▶ _TEXT PASSAGE_:
════════════════════

- Born: Gabriel Akon c. 1994 Wau, South Sudan
- Occupations: Rapper; poet; activist;
- Years active: 2012–present
- Musical career
- Genres: Hip hop
- Instrument: Vocals
- Label: Playback 808

= DyspOra =

Gabriel Erjok Majer Akon (born c. 1994), known professionally as DyspOra (pronounced "die-spora"), is a South Sudanese-born Australian rapper and activist. He is the founder of the music collective and independent record label Playback 808, and released the 8-track EP, The AustrAlien, in partnership with the not-for-profit organisation Music in Exile in April 2020, after a series of singles and shorter collaborations. He calls his brand of hip hop "Sonic Activism", as he uses his music as a tool to influence social change.

==Early life==
Born around 1994 as Gabriel Erjok Majer Akon, he spent his first seven years living in Kakuma refugee camp in Kenya, before migrating to South Australia as a 10-year-old with his family in 2004. Attending school in Adelaide, he wrote poetry, and soon became a socially-conscious rapper called DyspOra.

==Career==
Akon established Playback808 as an independent hip hop collective in 2011 and later (around 2017) as a record label.

Akon attracted national attention in 2017 after performing his song "Open Road" with Elsy Wameyo live on Tonightly with Tom Ballard on ABC TV. He has performed at many major music festivals and events. He challenges racism in Australian society and the music business. He cites the music and leadership of Bob Marley and Fela Kuti as sources of inspiration, saying that had he not listened to them, he may have chosen a legal or medical career.

In January 2019 Akon released "The One Freestyle", in which he takes aim at Australian police and the vilification of Sudanese people in Australia. He thinks that racism, as something which he and his loved ones experience constantly, is not being addressed with enough urgency in Australia, and believes in the power of music to influence people.

On 17 April 2020, Akon released his first EP, The AustrAlien, on all platforms, after a preview on Triple J. The 8-track mini-album was produced in partnership with the not-for-profit organisation Music in Exile (which showcases refugee and migrant artists), and features Elsy Wameyo, Lord Levi, NeSs and producers from Playback 808.

"When I succeed I am Australian, but when I fail I am African", he said as he announced its release. "It’s about wanting to belong, but still feeling alienated... I call them, 'Australiens'. They are the ones that want to be Australian, but they get treated like aliens, so they're somehow on the fringes. They are the biggest potential this country could ever have because of what they could add to this country. All the nation has to do is invest in them".

==Community work and activism==
Akon calls his brand of hip hop "Sonic Activism", as he uses his music as a tool to influence social change. He has given TEDx Youth talks at universities and is a big believer in giving back, and is regarded as one of the most influential hip hop artists in South Australia empowering young people through his music.

His community work includes giving his time to helping disadvantaged young people in the northern suburbs of Adelaide, running weekly music sessions for up to 70 people at Northern Sound System in Elizabeth. With the live sessions interrupted by the COVID-19 pandemic in Australia, Akon helped to supply the young musicians with microphones, and has kept in touch using Zoom video chat. He has proven an inspiration to young artists such as Kaye Lou and Phylo.

════════════════════

[Data excerpts]

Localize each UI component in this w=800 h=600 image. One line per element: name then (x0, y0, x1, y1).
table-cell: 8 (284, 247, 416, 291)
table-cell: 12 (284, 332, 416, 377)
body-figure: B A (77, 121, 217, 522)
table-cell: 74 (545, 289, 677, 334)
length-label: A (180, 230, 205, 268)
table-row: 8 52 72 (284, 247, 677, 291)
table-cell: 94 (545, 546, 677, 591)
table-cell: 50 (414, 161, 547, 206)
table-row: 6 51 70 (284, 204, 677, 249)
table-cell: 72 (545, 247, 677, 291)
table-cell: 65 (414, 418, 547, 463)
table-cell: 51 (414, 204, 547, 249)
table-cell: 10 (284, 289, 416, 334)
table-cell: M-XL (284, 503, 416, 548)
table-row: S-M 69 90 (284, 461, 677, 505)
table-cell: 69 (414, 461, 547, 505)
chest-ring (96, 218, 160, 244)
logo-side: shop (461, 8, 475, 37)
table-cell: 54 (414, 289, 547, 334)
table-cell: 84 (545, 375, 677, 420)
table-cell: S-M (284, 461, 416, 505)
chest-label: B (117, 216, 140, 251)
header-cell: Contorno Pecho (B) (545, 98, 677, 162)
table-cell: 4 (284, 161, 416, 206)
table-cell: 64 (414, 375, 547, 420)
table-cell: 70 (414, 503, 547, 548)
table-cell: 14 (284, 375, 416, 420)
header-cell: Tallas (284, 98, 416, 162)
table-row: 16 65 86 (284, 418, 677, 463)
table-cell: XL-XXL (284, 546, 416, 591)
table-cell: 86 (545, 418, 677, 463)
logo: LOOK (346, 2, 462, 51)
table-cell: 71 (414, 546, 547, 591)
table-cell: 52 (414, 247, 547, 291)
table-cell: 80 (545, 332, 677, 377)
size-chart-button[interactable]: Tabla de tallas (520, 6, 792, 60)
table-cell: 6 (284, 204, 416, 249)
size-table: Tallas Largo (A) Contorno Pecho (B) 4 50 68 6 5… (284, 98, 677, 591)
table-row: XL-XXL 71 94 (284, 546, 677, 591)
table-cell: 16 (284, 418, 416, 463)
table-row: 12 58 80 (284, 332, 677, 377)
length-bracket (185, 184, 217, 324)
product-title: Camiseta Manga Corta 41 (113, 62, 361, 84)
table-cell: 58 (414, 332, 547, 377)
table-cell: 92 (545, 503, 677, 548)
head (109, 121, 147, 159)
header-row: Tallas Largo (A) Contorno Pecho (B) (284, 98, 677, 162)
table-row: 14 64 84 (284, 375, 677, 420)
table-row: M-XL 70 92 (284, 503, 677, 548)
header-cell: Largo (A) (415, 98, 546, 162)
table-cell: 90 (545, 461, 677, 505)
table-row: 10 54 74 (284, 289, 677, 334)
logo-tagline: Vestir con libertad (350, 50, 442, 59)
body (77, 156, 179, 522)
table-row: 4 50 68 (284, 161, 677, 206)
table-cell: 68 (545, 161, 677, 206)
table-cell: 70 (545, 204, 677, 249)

════════════════════

▶ _PROMPT_: List every title of a song or record by Akon that the text about DyspOra names.

▶ _OUTPUT OF THE TASK_:
- "Open Road"
- "The One Freestyle"
- The AustrAlien